Figure content listings:
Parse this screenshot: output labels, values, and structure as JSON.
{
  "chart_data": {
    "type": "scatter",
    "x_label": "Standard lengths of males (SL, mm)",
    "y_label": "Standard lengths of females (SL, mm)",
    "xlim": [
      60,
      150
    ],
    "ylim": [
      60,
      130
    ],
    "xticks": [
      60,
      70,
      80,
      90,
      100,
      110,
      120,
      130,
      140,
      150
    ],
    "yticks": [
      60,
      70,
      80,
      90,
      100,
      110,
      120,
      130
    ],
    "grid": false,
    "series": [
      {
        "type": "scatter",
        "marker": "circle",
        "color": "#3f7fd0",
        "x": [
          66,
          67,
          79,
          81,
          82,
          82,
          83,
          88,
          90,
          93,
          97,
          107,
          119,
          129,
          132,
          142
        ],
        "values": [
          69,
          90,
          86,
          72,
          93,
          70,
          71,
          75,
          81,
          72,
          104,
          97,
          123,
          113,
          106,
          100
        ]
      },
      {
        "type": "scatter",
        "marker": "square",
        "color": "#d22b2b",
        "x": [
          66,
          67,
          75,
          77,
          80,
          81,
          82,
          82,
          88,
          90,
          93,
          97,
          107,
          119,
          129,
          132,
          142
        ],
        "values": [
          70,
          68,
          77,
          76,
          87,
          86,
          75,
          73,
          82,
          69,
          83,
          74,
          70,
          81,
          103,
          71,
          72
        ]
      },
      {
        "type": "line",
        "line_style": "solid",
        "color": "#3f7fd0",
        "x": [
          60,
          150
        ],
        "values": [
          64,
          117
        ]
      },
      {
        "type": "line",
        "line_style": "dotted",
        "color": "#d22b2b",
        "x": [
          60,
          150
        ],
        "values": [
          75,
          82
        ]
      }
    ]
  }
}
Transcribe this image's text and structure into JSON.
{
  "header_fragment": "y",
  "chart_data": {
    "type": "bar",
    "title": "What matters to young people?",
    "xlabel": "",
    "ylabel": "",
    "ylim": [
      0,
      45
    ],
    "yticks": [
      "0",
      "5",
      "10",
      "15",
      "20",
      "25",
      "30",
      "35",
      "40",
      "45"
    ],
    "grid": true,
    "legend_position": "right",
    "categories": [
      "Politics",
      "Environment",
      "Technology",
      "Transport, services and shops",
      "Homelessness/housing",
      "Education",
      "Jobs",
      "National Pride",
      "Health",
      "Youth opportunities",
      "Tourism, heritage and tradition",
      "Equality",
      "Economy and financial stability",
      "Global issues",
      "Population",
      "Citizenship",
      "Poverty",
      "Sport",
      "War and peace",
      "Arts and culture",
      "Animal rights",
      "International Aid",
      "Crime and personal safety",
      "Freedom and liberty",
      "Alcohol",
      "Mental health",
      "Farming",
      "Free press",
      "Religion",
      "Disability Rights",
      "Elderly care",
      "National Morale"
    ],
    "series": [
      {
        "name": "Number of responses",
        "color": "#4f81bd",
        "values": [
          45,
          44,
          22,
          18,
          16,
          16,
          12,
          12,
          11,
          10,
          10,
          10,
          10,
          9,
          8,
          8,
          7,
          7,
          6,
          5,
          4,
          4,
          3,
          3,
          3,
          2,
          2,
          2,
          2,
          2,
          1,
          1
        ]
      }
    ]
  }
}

AIM:
Could you reproduce every record above exactly as it appears?

EXERCISE RESULT:
Parse this screenshot: output labels, values, and structure as JSON.
{
  "chart_data": {
    "type": "scatter",
    "x_label": "Standard lengths of males (SL, mm)",
    "y_label": "Standard lengths of females (SL, mm)",
    "xlim": [
      60,
      150
    ],
    "ylim": [
      60,
      130
    ],
    "xticks": [
      60,
      70,
      80,
      90,
      100,
      110,
      120,
      130,
      140,
      150
    ],
    "yticks": [
      60,
      70,
      80,
      90,
      100,
      110,
      120,
      130
    ],
    "grid": false,
    "series": [
      {
        "type": "scatter",
        "marker": "circle",
        "color": "#3f7fd0",
        "x": [
          66,
          67,
          79,
          81,
          82,
          82,
          83,
          88,
          90,
          93,
          97,
          107,
          119,
          129,
          132,
          142
        ],
        "values": [
          69,
          90,
          86,
          72,
          93,
          70,
          71,
          75,
          81,
          72,
          104,
          97,
          123,
          113,
          106,
          100
        ]
      },
      {
        "type": "scatter",
        "marker": "square",
        "color": "#d22b2b",
        "x": [
          66,
          67,
          75,
          77,
          80,
          81,
          82,
          82,
          88,
          90,
          93,
          97,
          107,
          119,
          129,
          132,
          142
        ],
        "values": [
          70,
          68,
          77,
          76,
          87,
          86,
          75,
          73,
          82,
          69,
          83,
          74,
          70,
          81,
          103,
          71,
          72
        ]
      },
      {
        "type": "line",
        "line_style": "solid",
        "color": "#3f7fd0",
        "x": [
          60,
          150
        ],
        "values": [
          64,
          117
        ]
      },
      {
        "type": "line",
        "line_style": "dotted",
        "color": "#d22b2b",
        "x": [
          60,
          150
        ],
        "values": [
          75,
          82
        ]
      }
    ]
  }
}
Transcribe this image's text and structure into JSON.
{
  "header_fragment": "y",
  "chart_data": {
    "type": "bar",
    "title": "What matters to young people?",
    "xlabel": "",
    "ylabel": "",
    "ylim": [
      0,
      45
    ],
    "yticks": [
      "0",
      "5",
      "10",
      "15",
      "20",
      "25",
      "30",
      "35",
      "40",
      "45"
    ],
    "grid": true,
    "legend_position": "right",
    "categories": [
      "Politics",
      "Environment",
      "Technology",
      "Transport, services and shops",
      "Homelessness/housing",
      "Education",
      "Jobs",
      "National Pride",
      "Health",
      "Youth opportunities",
      "Tourism, heritage and tradition",
      "Equality",
      "Economy and financial stability",
      "Global issues",
      "Population",
      "Citizenship",
      "Poverty",
      "Sport",
      "War and peace",
      "Arts and culture",
      "Animal rights",
      "International Aid",
      "Crime and personal safety",
      "Freedom and liberty",
      "Alcohol",
      "Mental health",
      "Farming",
      "Free press",
      "Religion",
      "Disability Rights",
      "Elderly care",
      "National Morale"
    ],
    "series": [
      {
        "name": "Number of responses",
        "color": "#4f81bd",
        "values": [
          45,
          44,
          22,
          18,
          16,
          16,
          12,
          12,
          11,
          10,
          10,
          10,
          10,
          9,
          8,
          8,
          7,
          7,
          6,
          5,
          4,
          4,
          3,
          3,
          3,
          2,
          2,
          2,
          2,
          2,
          1,
          1
        ]
      }
    ]
  }
}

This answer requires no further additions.